Acceptance, Mindfulness, and Relationship Distress [TOP]

In the GAD treatment literature, interventions based on acceptance and mindfulness principles, as well as interventions addressing interpersonal relationships, have only been examined separately. However, outside the area of GAD, there have also been successful interventions based on acceptance and mindfulness principles and designed specifically for relationship issues. Although research on mindfulness and couples is a relatively recent development, trait mindfulness has been shown to predict relationship satisfaction concurrently and 10 weeks later (Barnes, Warren Brown, Krusemark, Campbell, & Rogge, 2007; Wachs & Cordova, 2007). Mindfulness-based relationship enhancement, a program focused on teaching couples general mindfulness meditation skills, produced greater increases in relationship satisfaction and decreases in psychological distress than a waitlist control among a non-distressed group of couples (Carson, Carson, Gil, & Baucom, 2004). Two case studies of couples that completed a version of Acceptance and Commitment Therapy modified to focus on dyadic problems reported scores that moved from the distressed to the non-distressed range for both relationship satisfaction and psychological distress (Peterson, Eifert, Feingold, & Davidson, 2009). As stated above, IBCT is also an empirically-supported acceptance-based treatment. Although IBCT is not explicitly mindfulness-based, its objective of unified detachment is considered dyadic mindfulness (McGinn, Benson, & Christensen, 2010).

The targets of acceptance and mindfulness work are not identical for treatment of individual versus dyadic problems. However, both involve the skills of becoming more aware and accepting of internal experience (such as anxiety or frustration), delaying any automatic reactions to that internal experience (such as worrying or criticizing), and consciously choosing how to react in the way that best suits the individual’s goals for their own life or for their relationship (such as doing something that will please the other partner).

Tasks and exercises
**a)** In the passage on acceptance, mindfulness, and relationship distress, what is IBCT's objective of unified detachment considered to be?
**b)** Echo the passage on acceptance, mindfulness, and relationship distress, starting with "The targets of" and going on through "the other partner).".

Information shown

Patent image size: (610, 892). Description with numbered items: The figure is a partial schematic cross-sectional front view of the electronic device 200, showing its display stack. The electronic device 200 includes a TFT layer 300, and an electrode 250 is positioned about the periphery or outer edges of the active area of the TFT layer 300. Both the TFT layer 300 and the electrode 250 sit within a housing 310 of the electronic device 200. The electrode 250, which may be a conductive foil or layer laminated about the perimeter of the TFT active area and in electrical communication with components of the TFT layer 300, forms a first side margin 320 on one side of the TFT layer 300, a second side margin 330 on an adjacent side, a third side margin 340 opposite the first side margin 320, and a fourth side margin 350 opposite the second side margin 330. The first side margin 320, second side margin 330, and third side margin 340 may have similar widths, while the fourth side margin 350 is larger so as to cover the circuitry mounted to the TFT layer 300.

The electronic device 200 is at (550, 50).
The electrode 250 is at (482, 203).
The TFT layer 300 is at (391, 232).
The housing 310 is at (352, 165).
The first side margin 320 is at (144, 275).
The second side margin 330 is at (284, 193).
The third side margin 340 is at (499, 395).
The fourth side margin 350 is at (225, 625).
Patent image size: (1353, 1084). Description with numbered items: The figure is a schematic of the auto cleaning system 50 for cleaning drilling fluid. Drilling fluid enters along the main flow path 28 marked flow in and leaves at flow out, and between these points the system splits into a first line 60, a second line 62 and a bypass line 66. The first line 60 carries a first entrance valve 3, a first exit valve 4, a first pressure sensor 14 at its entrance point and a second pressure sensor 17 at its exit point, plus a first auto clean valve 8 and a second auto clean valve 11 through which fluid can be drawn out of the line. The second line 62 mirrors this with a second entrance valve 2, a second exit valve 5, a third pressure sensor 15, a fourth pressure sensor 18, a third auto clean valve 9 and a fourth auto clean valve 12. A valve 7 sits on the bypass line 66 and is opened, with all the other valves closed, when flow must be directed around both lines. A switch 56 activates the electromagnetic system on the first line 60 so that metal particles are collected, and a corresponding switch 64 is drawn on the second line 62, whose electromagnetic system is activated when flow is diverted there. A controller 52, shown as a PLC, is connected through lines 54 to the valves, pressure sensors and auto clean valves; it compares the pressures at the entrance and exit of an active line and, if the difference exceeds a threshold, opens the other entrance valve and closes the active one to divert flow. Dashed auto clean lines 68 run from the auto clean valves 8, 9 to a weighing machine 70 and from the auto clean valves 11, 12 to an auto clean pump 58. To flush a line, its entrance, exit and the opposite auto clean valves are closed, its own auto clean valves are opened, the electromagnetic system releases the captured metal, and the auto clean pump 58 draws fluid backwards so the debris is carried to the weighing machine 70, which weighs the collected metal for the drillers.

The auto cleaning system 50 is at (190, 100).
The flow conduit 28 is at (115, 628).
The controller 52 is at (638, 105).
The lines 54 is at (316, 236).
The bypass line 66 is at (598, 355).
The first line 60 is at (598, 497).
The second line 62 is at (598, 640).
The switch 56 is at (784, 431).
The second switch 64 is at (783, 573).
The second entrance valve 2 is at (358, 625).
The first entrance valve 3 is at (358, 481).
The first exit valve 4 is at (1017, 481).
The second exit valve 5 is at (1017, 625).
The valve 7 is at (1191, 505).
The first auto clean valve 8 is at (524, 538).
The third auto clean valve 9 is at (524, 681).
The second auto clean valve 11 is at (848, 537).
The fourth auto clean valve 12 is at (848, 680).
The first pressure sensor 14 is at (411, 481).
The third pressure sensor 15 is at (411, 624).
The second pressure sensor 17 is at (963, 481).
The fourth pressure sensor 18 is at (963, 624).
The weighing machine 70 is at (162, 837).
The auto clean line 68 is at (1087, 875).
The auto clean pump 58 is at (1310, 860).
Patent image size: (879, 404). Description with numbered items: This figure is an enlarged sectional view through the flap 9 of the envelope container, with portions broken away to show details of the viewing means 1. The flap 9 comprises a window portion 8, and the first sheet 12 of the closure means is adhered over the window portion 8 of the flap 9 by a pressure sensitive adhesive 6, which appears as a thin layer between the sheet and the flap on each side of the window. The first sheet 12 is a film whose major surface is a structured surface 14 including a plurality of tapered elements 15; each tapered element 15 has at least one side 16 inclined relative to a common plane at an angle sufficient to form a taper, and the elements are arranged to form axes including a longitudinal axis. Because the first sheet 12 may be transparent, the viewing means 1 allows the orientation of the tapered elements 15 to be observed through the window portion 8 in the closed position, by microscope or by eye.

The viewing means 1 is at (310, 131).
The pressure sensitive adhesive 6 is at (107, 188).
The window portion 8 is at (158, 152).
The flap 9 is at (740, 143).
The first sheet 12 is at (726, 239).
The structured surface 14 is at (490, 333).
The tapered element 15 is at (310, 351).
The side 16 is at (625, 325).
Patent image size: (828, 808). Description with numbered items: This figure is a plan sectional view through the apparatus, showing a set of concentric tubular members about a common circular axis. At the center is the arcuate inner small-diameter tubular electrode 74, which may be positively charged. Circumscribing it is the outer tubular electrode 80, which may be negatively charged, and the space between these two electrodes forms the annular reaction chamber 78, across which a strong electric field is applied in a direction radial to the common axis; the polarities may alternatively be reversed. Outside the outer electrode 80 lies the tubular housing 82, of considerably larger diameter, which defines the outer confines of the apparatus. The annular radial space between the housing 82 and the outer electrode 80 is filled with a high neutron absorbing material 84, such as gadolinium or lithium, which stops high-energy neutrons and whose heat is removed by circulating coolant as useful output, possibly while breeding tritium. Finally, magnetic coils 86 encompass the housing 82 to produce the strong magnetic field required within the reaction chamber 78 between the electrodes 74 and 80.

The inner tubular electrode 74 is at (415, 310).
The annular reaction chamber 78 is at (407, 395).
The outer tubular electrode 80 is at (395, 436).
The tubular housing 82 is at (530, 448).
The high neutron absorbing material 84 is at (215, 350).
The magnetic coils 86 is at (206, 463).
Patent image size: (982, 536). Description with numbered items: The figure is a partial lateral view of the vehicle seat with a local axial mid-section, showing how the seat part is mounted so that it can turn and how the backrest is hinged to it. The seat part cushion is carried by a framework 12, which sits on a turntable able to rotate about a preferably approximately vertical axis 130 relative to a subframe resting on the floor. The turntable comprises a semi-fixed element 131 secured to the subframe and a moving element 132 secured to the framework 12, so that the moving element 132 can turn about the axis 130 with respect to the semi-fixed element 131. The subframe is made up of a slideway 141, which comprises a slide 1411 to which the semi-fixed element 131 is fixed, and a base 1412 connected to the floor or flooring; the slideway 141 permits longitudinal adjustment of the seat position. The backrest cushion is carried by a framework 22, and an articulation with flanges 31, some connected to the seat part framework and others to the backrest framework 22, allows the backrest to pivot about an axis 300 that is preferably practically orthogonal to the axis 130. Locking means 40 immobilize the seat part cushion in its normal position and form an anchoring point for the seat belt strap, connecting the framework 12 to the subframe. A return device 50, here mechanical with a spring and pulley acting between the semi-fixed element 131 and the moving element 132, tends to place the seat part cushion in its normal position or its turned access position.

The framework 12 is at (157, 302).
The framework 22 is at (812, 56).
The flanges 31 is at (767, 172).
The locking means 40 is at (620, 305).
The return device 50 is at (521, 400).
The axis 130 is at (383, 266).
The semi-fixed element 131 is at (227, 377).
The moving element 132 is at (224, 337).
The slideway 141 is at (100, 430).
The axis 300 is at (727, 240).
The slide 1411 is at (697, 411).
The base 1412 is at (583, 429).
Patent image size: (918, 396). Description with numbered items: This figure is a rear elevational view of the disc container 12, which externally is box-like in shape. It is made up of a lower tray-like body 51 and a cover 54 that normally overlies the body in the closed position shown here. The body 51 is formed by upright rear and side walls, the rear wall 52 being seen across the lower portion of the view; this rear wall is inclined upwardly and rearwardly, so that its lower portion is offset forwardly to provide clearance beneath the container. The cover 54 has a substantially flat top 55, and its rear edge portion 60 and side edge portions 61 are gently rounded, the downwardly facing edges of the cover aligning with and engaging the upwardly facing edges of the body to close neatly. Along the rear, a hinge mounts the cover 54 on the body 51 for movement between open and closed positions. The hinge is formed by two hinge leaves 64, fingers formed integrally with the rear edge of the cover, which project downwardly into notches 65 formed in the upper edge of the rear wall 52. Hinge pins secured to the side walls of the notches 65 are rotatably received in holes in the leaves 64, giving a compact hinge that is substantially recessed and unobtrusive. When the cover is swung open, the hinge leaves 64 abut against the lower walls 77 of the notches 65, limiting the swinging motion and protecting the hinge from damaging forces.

Results in order
**a)** It is considered dyadic mindfulness.

**b)**
The targets of acceptance and mindfulness work are not identical for treatment of individual versus dyadic problems. However, both involve the skills of becoming more aware and accepting of internal experience (such as anxiety or frustration), delaying any automatic reactions to that internal experience (such as worrying or criticizing), and consciously choosing how to react in the way that best suits the individual’s goals for their own life or for their relationship (such as doing something that will please the other partner).